* **To be done**: Select from the data all lines with the word "gmail".

* **Data for this task**:

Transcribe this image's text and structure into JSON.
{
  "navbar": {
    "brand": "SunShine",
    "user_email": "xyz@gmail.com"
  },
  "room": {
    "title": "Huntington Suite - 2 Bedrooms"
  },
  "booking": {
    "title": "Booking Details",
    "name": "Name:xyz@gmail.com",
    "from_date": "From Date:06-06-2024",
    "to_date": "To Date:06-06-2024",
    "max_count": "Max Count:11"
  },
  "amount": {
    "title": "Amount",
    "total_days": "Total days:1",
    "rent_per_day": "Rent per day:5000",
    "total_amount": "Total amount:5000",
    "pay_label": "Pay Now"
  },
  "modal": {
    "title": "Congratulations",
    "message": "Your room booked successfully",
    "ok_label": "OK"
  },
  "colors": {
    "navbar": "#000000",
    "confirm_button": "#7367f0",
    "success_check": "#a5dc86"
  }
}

* **Reply to the task**:
    "user_email": "xyz@gmail.com"
    "name": "Name:xyz@gmail.com",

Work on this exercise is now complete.